(Dataset entries on figures)
Start

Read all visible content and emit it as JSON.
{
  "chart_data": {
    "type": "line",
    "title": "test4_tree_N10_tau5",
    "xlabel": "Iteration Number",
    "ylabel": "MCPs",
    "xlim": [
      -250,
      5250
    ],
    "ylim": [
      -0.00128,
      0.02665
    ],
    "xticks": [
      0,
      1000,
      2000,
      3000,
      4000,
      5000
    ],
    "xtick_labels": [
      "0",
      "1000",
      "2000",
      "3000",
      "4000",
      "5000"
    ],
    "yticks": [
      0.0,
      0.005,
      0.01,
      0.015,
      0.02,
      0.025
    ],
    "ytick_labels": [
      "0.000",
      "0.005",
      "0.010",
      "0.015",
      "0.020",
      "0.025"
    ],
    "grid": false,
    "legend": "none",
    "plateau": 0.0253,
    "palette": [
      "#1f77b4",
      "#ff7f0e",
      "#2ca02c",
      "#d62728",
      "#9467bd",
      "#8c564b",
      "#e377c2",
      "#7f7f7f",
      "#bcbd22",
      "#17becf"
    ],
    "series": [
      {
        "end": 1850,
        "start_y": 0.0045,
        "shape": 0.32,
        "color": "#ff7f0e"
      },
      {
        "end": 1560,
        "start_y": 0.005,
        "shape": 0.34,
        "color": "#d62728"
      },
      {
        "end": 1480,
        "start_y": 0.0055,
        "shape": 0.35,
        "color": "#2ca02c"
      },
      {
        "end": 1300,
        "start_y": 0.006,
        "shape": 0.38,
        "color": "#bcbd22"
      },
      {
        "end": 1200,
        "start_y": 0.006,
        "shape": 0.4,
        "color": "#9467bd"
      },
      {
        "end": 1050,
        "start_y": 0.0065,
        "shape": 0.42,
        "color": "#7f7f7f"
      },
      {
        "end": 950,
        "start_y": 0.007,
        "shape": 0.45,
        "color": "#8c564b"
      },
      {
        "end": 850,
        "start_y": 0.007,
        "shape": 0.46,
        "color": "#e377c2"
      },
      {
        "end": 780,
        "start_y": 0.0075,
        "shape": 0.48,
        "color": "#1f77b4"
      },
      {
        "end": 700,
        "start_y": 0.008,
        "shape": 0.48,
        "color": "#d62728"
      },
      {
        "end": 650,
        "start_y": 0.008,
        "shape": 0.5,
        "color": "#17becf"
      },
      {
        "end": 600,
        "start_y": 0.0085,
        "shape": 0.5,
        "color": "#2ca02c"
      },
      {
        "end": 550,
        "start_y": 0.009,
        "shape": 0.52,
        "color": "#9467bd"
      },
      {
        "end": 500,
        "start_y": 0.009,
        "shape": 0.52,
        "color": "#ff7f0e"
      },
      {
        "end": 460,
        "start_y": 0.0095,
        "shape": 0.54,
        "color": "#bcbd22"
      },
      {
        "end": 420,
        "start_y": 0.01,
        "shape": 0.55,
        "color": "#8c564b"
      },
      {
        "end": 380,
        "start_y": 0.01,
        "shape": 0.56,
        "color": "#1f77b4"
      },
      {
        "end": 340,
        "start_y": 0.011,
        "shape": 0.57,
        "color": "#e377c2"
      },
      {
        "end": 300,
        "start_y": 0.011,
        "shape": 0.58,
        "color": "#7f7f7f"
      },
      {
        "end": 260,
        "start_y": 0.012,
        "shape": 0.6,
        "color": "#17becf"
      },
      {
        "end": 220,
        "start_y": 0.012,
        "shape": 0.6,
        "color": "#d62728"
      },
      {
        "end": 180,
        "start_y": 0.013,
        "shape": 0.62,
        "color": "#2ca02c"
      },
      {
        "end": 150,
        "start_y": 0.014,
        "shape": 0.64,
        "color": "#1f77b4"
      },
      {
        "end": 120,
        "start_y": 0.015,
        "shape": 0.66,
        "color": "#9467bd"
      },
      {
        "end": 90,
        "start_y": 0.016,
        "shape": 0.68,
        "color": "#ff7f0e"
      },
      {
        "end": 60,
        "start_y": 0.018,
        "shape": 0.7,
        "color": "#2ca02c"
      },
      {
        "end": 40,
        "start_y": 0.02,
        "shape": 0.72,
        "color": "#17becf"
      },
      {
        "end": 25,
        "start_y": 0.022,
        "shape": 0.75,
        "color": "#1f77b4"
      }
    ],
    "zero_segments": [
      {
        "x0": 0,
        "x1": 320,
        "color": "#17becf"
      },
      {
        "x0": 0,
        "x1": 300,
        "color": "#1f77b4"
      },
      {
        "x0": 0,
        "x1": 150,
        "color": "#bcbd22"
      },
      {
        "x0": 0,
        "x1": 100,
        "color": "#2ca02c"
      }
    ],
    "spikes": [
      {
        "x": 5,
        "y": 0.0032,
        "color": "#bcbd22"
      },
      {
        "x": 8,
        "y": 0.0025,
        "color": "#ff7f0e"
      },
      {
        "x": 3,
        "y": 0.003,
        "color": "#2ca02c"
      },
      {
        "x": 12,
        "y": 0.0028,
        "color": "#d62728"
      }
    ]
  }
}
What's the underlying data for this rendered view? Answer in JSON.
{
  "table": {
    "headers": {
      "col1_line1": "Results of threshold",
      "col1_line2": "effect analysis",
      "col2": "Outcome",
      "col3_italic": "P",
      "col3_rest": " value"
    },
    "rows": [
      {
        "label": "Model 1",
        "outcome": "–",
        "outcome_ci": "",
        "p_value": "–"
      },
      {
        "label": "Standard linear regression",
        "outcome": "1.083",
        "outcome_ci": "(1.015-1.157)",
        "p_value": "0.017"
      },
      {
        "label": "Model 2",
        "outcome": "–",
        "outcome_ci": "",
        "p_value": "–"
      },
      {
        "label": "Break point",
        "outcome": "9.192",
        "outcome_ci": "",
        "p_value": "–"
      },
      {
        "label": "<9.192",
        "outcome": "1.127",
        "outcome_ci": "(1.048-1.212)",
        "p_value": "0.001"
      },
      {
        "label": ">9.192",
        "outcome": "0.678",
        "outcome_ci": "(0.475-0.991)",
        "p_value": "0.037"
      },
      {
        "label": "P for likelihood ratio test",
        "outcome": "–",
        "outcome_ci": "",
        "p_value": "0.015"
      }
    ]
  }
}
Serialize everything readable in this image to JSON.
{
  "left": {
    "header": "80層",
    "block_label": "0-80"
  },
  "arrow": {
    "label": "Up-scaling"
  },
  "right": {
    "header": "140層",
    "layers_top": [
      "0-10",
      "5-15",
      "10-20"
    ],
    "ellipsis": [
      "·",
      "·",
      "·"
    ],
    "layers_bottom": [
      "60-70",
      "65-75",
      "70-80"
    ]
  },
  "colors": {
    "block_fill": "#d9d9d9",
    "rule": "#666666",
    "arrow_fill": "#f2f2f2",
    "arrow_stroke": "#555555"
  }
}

End

EXERCISE REQUIREMENTS: Scan the records above, count the lines with "this" in them, and give only the number.

THE RESPONSE: 2